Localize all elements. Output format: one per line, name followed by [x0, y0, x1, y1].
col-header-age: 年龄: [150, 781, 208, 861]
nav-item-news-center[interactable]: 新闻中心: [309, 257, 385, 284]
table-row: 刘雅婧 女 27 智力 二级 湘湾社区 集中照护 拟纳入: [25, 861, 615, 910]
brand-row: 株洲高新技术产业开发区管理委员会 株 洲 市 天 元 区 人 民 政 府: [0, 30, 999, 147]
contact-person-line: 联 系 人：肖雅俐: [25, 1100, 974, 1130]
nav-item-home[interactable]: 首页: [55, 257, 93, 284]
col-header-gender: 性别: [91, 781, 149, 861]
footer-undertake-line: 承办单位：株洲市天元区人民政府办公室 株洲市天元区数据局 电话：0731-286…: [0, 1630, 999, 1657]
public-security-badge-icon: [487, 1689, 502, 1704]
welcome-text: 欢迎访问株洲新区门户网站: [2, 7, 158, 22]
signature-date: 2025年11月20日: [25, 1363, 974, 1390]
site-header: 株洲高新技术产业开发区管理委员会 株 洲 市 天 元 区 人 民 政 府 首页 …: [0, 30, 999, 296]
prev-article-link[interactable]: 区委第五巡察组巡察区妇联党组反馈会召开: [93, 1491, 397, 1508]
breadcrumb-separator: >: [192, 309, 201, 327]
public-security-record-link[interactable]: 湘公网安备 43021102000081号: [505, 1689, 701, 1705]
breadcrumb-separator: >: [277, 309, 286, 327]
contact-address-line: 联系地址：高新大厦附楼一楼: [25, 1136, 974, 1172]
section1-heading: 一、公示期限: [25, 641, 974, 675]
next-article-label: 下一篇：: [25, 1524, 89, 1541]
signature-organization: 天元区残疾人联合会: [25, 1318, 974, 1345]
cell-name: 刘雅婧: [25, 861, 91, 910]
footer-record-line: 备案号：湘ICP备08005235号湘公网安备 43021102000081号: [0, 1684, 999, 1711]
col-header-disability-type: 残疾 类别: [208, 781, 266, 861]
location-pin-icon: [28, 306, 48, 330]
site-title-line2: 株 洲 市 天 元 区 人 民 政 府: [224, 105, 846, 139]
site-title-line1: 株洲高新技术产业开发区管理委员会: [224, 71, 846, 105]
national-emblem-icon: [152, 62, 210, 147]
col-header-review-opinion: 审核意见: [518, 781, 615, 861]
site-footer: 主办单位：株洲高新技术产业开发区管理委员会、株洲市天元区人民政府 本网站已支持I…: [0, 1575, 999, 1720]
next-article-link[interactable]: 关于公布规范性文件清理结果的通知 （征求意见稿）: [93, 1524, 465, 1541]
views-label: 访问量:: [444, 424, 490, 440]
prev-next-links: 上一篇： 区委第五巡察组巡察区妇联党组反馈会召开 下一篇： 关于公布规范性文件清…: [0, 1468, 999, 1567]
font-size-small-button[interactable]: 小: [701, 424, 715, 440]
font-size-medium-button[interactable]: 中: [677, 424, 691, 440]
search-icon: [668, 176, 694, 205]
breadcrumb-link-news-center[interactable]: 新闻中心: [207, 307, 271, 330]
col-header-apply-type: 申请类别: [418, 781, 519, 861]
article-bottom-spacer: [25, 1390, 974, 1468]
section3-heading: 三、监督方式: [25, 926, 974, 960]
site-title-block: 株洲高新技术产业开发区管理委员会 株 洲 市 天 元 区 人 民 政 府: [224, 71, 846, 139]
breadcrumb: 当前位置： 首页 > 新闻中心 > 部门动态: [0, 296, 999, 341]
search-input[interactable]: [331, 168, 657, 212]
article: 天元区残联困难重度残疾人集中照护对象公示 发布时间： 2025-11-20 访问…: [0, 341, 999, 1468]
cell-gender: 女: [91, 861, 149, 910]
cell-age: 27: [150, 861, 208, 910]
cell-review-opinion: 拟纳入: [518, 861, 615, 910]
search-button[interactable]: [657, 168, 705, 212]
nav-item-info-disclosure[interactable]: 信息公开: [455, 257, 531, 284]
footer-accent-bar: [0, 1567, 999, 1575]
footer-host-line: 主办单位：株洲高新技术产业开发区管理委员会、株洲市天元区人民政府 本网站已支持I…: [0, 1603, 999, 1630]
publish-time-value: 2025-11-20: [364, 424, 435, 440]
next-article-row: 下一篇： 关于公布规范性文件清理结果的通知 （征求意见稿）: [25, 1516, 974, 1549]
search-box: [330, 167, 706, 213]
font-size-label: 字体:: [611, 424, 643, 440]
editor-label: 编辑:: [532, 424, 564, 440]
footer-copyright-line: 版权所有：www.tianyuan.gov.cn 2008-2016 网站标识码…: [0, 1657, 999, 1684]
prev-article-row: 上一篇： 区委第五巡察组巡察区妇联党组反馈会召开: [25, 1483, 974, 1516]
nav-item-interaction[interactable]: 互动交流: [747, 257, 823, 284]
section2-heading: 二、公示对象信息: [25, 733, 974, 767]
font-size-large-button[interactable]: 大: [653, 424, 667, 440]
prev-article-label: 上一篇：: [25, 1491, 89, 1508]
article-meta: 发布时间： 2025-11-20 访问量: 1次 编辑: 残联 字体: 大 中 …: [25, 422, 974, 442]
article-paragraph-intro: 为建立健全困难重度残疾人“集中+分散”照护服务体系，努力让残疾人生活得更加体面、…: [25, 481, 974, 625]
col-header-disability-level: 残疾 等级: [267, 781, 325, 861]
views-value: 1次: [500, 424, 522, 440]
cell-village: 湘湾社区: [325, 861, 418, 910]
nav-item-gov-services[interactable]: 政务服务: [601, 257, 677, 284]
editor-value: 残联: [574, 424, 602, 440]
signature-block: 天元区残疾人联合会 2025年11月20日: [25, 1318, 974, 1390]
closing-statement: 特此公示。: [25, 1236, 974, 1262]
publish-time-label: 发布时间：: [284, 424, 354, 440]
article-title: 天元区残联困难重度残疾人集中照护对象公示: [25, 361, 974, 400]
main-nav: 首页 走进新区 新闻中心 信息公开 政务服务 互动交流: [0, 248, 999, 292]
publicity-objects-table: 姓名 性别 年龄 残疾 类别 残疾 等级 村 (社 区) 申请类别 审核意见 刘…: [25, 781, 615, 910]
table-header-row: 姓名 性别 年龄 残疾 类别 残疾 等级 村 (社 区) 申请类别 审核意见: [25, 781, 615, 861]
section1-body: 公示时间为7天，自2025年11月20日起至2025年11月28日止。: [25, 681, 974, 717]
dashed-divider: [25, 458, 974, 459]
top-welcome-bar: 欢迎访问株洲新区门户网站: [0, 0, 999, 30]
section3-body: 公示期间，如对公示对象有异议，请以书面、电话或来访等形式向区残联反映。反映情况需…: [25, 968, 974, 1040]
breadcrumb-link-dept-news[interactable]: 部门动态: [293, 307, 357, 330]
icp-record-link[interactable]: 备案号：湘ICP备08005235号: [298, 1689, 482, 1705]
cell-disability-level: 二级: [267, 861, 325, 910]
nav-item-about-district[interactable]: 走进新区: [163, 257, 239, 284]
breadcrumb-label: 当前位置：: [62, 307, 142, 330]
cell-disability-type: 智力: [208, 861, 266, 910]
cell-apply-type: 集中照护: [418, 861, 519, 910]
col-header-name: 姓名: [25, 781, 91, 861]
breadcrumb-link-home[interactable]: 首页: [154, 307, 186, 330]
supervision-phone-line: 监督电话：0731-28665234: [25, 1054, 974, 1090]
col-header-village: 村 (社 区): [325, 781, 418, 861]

+-------+

Exercise prompt: Rename "breadcrumb-separator" to "path-separator" everywhere it occurs in the records above, and write the records out again with nothing else changed.

Full output:
Localize all elements. Output format: one per line, name followed by [x0, y0, x1, y1].
col-header-age: 年龄: [150, 781, 208, 861]
nav-item-news-center[interactable]: 新闻中心: [309, 257, 385, 284]
table-row: 刘雅婧 女 27 智力 二级 湘湾社区 集中照护 拟纳入: [25, 861, 615, 910]
brand-row: 株洲高新技术产业开发区管理委员会 株 洲 市 天 元 区 人 民 政 府: [0, 30, 999, 147]
contact-person-line: 联 系 人：肖雅俐: [25, 1100, 974, 1130]
nav-item-home[interactable]: 首页: [55, 257, 93, 284]
col-header-gender: 性别: [91, 781, 149, 861]
footer-undertake-line: 承办单位：株洲市天元区人民政府办公室 株洲市天元区数据局 电话：0731-286…: [0, 1630, 999, 1657]
public-security-badge-icon: [487, 1689, 502, 1704]
welcome-text: 欢迎访问株洲新区门户网站: [2, 7, 158, 22]
signature-date: 2025年11月20日: [25, 1363, 974, 1390]
site-header: 株洲高新技术产业开发区管理委员会 株 洲 市 天 元 区 人 民 政 府 首页 …: [0, 30, 999, 296]
prev-article-link[interactable]: 区委第五巡察组巡察区妇联党组反馈会召开: [93, 1491, 397, 1508]
path-separator: >: [192, 309, 201, 327]
public-security-record-link[interactable]: 湘公网安备 43021102000081号: [505, 1689, 701, 1705]
path-separator: >: [277, 309, 286, 327]
contact-address-line: 联系地址：高新大厦附楼一楼: [25, 1136, 974, 1172]
section1-heading: 一、公示期限: [25, 641, 974, 675]
next-article-label: 下一篇：: [25, 1524, 89, 1541]
signature-organization: 天元区残疾人联合会: [25, 1318, 974, 1345]
cell-name: 刘雅婧: [25, 861, 91, 910]
footer-record-line: 备案号：湘ICP备08005235号湘公网安备 43021102000081号: [0, 1684, 999, 1711]
col-header-disability-type: 残疾 类别: [208, 781, 266, 861]
location-pin-icon: [28, 306, 48, 330]
site-title-line2: 株 洲 市 天 元 区 人 民 政 府: [224, 105, 846, 139]
site-title-line1: 株洲高新技术产业开发区管理委员会: [224, 71, 846, 105]
national-emblem-icon: [152, 62, 210, 147]
col-header-review-opinion: 审核意见: [518, 781, 615, 861]
site-footer: 主办单位：株洲高新技术产业开发区管理委员会、株洲市天元区人民政府 本网站已支持I…: [0, 1575, 999, 1720]
next-article-link[interactable]: 关于公布规范性文件清理结果的通知 （征求意见稿）: [93, 1524, 465, 1541]
views-label: 访问量:: [444, 424, 490, 440]
prev-next-links: 上一篇： 区委第五巡察组巡察区妇联党组反馈会召开 下一篇： 关于公布规范性文件清…: [0, 1468, 999, 1567]
font-size-small-button[interactable]: 小: [701, 424, 715, 440]
font-size-medium-button[interactable]: 中: [677, 424, 691, 440]
search-icon: [668, 176, 694, 205]
breadcrumb-link-news-center[interactable]: 新闻中心: [207, 307, 271, 330]
col-header-apply-type: 申请类别: [418, 781, 519, 861]
article-bottom-spacer: [25, 1390, 974, 1468]
section3-heading: 三、监督方式: [25, 926, 974, 960]
site-title-block: 株洲高新技术产业开发区管理委员会 株 洲 市 天 元 区 人 民 政 府: [224, 71, 846, 139]
breadcrumb: 当前位置： 首页 > 新闻中心 > 部门动态: [0, 296, 999, 341]
search-input[interactable]: [331, 168, 657, 212]
article: 天元区残联困难重度残疾人集中照护对象公示 发布时间： 2025-11-20 访问…: [0, 341, 999, 1468]
cell-gender: 女: [91, 861, 149, 910]
cell-age: 27: [150, 861, 208, 910]
cell-review-opinion: 拟纳入: [518, 861, 615, 910]
search-button[interactable]: [657, 168, 705, 212]
nav-item-info-disclosure[interactable]: 信息公开: [455, 257, 531, 284]
footer-accent-bar: [0, 1567, 999, 1575]
footer-host-line: 主办单位：株洲高新技术产业开发区管理委员会、株洲市天元区人民政府 本网站已支持I…: [0, 1603, 999, 1630]
publish-time-value: 2025-11-20: [364, 424, 435, 440]
next-article-row: 下一篇： 关于公布规范性文件清理结果的通知 （征求意见稿）: [25, 1516, 974, 1549]
search-box: [330, 167, 706, 213]
font-size-label: 字体:: [611, 424, 643, 440]
editor-label: 编辑:: [532, 424, 564, 440]
footer-copyright-line: 版权所有：www.tianyuan.gov.cn 2008-2016 网站标识码…: [0, 1657, 999, 1684]
prev-article-row: 上一篇： 区委第五巡察组巡察区妇联党组反馈会召开: [25, 1483, 974, 1516]
nav-item-interaction[interactable]: 互动交流: [747, 257, 823, 284]
section2-heading: 二、公示对象信息: [25, 733, 974, 767]
font-size-large-button[interactable]: 大: [653, 424, 667, 440]
prev-article-label: 上一篇：: [25, 1491, 89, 1508]
article-meta: 发布时间： 2025-11-20 访问量: 1次 编辑: 残联 字体: 大 中 …: [25, 422, 974, 442]
article-paragraph-intro: 为建立健全困难重度残疾人“集中+分散”照护服务体系，努力让残疾人生活得更加体面、…: [25, 481, 974, 625]
col-header-disability-level: 残疾 等级: [267, 781, 325, 861]
views-value: 1次: [500, 424, 522, 440]
cell-village: 湘湾社区: [325, 861, 418, 910]
nav-item-gov-services[interactable]: 政务服务: [601, 257, 677, 284]
editor-value: 残联: [574, 424, 602, 440]
signature-block: 天元区残疾人联合会 2025年11月20日: [25, 1318, 974, 1390]
closing-statement: 特此公示。: [25, 1236, 974, 1262]
publish-time-label: 发布时间：: [284, 424, 354, 440]
article-title: 天元区残联困难重度残疾人集中照护对象公示: [25, 361, 974, 400]
main-nav: 首页 走进新区 新闻中心 信息公开 政务服务 互动交流: [0, 248, 999, 292]
publicity-objects-table: 姓名 性别 年龄 残疾 类别 残疾 等级 村 (社 区) 申请类别 审核意见 刘…: [25, 781, 615, 910]
table-header-row: 姓名 性别 年龄 残疾 类别 残疾 等级 村 (社 区) 申请类别 审核意见: [25, 781, 615, 861]
section1-body: 公示时间为7天，自2025年11月20日起至2025年11月28日止。: [25, 681, 974, 717]
dashed-divider: [25, 458, 974, 459]
top-welcome-bar: 欢迎访问株洲新区门户网站: [0, 0, 999, 30]
section3-body: 公示期间，如对公示对象有异议，请以书面、电话或来访等形式向区残联反映。反映情况需…: [25, 968, 974, 1040]
breadcrumb-link-dept-news[interactable]: 部门动态: [293, 307, 357, 330]
icp-record-link[interactable]: 备案号：湘ICP备08005235号: [298, 1689, 482, 1705]
cell-disability-level: 二级: [267, 861, 325, 910]
nav-item-about-district[interactable]: 走进新区: [163, 257, 239, 284]
breadcrumb-label: 当前位置：: [62, 307, 142, 330]
cell-disability-type: 智力: [208, 861, 266, 910]
cell-apply-type: 集中照护: [418, 861, 519, 910]
col-header-name: 姓名: [25, 781, 91, 861]
breadcrumb-link-home[interactable]: 首页: [154, 307, 186, 330]
supervision-phone-line: 监督电话：0731-28665234: [25, 1054, 974, 1090]
col-header-village: 村 (社 区): [325, 781, 418, 861]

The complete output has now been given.